Please give the listing again, word for word, with nothing left out.
══ Available records
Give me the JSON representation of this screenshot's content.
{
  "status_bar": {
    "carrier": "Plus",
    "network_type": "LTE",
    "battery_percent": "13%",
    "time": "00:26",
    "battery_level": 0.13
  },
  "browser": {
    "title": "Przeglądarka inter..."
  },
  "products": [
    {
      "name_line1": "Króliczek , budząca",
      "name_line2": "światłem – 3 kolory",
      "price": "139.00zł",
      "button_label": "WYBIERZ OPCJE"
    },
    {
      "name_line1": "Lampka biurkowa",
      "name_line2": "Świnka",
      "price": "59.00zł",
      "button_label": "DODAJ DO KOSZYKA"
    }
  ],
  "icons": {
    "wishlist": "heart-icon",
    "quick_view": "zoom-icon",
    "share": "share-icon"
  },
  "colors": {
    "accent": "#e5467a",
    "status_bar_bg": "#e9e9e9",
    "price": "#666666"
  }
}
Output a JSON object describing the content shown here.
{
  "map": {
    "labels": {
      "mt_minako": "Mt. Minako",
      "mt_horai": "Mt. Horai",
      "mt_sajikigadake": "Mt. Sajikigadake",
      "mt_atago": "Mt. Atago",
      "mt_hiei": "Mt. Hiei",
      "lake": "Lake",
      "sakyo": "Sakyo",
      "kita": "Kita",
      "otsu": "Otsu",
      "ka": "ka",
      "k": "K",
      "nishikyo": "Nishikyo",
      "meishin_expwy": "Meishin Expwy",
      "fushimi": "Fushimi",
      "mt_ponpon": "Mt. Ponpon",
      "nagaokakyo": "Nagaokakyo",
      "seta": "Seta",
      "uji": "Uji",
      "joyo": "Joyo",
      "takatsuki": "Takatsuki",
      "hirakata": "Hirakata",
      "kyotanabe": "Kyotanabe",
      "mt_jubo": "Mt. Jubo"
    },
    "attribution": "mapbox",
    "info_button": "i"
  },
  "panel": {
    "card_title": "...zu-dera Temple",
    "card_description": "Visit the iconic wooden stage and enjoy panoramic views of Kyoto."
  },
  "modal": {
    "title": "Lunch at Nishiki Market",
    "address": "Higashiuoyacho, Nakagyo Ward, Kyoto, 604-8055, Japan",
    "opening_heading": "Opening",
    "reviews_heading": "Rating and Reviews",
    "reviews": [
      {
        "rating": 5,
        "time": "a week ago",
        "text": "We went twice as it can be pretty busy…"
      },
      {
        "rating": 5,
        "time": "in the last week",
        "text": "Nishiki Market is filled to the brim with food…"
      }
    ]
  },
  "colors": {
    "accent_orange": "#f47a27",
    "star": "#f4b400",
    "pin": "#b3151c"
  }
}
════
Result of this exercise ->
Give me the JSON representation of this screenshot's content.
{
  "status_bar": {
    "carrier": "Plus",
    "network_type": "LTE",
    "battery_percent": "13%",
    "time": "00:26",
    "battery_level": 0.13
  },
  "browser": {
    "title": "Przeglądarka inter..."
  },
  "products": [
    {
      "name_line1": "Króliczek , budząca",
      "name_line2": "światłem – 3 kolory",
      "price": "139.00zł",
      "button_label": "WYBIERZ OPCJE"
    },
    {
      "name_line1": "Lampka biurkowa",
      "name_line2": "Świnka",
      "price": "59.00zł",
      "button_label": "DODAJ DO KOSZYKA"
    }
  ],
  "icons": {
    "wishlist": "heart-icon",
    "quick_view": "zoom-icon",
    "share": "share-icon"
  },
  "colors": {
    "accent": "#e5467a",
    "status_bar_bg": "#e9e9e9",
    "price": "#666666"
  }
}
Output a JSON object describing the content shown here.
{
  "map": {
    "labels": {
      "mt_minako": "Mt. Minako",
      "mt_horai": "Mt. Horai",
      "mt_sajikigadake": "Mt. Sajikigadake",
      "mt_atago": "Mt. Atago",
      "mt_hiei": "Mt. Hiei",
      "lake": "Lake",
      "sakyo": "Sakyo",
      "kita": "Kita",
      "otsu": "Otsu",
      "ka": "ka",
      "k": "K",
      "nishikyo": "Nishikyo",
      "meishin_expwy": "Meishin Expwy",
      "fushimi": "Fushimi",
      "mt_ponpon": "Mt. Ponpon",
      "nagaokakyo": "Nagaokakyo",
      "seta": "Seta",
      "uji": "Uji",
      "joyo": "Joyo",
      "takatsuki": "Takatsuki",
      "hirakata": "Hirakata",
      "kyotanabe": "Kyotanabe",
      "mt_jubo": "Mt. Jubo"
    },
    "attribution": "mapbox",
    "info_button": "i"
  },
  "panel": {
    "card_title": "...zu-dera Temple",
    "card_description": "Visit the iconic wooden stage and enjoy panoramic views of Kyoto."
  },
  "modal": {
    "title": "Lunch at Nishiki Market",
    "address": "Higashiuoyacho, Nakagyo Ward, Kyoto, 604-8055, Japan",
    "opening_heading": "Opening",
    "reviews_heading": "Rating and Reviews",
    "reviews": [
      {
        "rating": 5,
        "time": "a week ago",
        "text": "We went twice as it can be pretty busy…"
      },
      {
        "rating": 5,
        "time": "in the last week",
        "text": "Nishiki Market is filled to the brim with food…"
      }
    ]
  },
  "colors": {
    "accent_orange": "#f47a27",
    "star": "#f4b400",
    "pin": "#b3151c"
  }
}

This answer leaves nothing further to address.